▶ [TASK STATEMENT]:
In the records below, pick out all lines containing the word "Precipitation".

Dataset excerpt
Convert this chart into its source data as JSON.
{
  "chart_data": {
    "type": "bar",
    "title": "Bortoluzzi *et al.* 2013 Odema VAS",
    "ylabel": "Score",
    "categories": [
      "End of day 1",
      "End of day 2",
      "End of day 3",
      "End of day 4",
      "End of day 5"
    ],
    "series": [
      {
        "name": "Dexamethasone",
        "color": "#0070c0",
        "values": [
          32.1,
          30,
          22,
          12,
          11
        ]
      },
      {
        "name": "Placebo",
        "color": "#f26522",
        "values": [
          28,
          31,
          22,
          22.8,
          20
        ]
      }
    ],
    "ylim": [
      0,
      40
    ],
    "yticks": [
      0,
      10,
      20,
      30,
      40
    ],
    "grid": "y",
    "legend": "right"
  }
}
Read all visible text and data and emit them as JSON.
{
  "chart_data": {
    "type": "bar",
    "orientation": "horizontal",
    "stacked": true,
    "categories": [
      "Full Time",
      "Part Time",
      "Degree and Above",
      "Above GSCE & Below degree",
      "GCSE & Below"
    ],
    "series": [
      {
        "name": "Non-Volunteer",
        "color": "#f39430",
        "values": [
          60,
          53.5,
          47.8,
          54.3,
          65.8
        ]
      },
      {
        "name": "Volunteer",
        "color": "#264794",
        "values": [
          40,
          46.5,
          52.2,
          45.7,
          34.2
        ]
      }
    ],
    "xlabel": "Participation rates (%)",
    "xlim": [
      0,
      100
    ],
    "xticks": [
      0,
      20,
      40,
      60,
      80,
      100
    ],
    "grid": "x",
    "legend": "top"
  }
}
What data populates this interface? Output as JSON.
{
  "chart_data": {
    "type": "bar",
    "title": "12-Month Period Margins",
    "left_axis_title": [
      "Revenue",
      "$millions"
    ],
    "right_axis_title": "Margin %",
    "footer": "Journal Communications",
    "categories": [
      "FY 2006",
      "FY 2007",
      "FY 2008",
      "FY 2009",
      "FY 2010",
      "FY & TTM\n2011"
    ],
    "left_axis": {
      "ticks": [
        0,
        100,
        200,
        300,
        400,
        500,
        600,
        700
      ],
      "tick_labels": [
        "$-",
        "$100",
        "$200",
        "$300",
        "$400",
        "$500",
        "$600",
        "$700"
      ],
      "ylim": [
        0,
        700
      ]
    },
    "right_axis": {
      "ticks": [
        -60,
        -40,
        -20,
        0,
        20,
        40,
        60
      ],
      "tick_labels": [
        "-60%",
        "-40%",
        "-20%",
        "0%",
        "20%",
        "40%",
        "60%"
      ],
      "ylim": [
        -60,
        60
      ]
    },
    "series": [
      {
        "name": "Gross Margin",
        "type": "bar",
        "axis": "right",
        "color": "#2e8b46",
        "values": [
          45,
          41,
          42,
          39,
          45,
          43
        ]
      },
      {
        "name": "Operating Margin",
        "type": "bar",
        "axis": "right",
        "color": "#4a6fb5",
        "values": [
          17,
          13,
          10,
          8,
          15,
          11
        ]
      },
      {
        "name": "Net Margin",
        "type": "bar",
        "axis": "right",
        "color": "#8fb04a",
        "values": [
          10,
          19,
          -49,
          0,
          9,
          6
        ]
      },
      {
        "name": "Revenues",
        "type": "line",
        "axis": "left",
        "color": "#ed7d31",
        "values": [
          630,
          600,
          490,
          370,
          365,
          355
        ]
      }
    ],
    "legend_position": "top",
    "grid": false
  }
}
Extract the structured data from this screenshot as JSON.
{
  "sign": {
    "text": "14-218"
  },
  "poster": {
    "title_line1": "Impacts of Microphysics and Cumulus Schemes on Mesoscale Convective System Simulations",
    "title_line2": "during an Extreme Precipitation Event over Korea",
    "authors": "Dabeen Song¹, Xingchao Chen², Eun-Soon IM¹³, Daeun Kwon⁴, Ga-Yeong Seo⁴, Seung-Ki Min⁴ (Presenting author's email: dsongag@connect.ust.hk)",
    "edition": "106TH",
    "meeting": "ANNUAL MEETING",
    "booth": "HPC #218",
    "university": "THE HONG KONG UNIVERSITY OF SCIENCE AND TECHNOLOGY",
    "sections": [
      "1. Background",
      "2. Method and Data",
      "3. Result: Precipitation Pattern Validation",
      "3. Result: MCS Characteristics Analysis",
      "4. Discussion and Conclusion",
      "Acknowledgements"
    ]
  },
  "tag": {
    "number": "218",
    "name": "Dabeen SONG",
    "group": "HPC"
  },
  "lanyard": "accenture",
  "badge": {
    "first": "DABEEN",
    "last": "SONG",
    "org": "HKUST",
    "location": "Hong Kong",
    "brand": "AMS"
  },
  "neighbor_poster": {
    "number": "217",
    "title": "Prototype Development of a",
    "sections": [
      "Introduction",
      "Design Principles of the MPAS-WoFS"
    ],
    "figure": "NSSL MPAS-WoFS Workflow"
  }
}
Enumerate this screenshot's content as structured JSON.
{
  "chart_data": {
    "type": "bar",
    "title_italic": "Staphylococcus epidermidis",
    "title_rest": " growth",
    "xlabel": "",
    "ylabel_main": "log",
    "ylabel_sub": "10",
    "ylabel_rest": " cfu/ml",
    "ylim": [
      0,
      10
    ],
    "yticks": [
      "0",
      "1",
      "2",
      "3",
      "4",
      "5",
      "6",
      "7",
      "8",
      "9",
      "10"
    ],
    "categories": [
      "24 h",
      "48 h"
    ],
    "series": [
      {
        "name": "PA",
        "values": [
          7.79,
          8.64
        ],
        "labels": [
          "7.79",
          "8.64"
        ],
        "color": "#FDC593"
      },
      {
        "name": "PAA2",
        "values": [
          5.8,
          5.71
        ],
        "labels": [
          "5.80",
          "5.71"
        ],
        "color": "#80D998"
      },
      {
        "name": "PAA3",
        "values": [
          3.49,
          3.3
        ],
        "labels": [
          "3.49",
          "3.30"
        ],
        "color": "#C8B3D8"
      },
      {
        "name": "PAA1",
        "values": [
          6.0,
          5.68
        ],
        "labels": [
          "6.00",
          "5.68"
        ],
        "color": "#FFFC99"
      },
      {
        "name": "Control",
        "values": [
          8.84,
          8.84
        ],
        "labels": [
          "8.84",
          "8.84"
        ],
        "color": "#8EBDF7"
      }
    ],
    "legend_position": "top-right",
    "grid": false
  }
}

▶ [CORRECT ANSWER]:
    "title_line2": "during an Extreme Precipitation Event over Korea",
      "3. Result: Precipitation Pattern Validation",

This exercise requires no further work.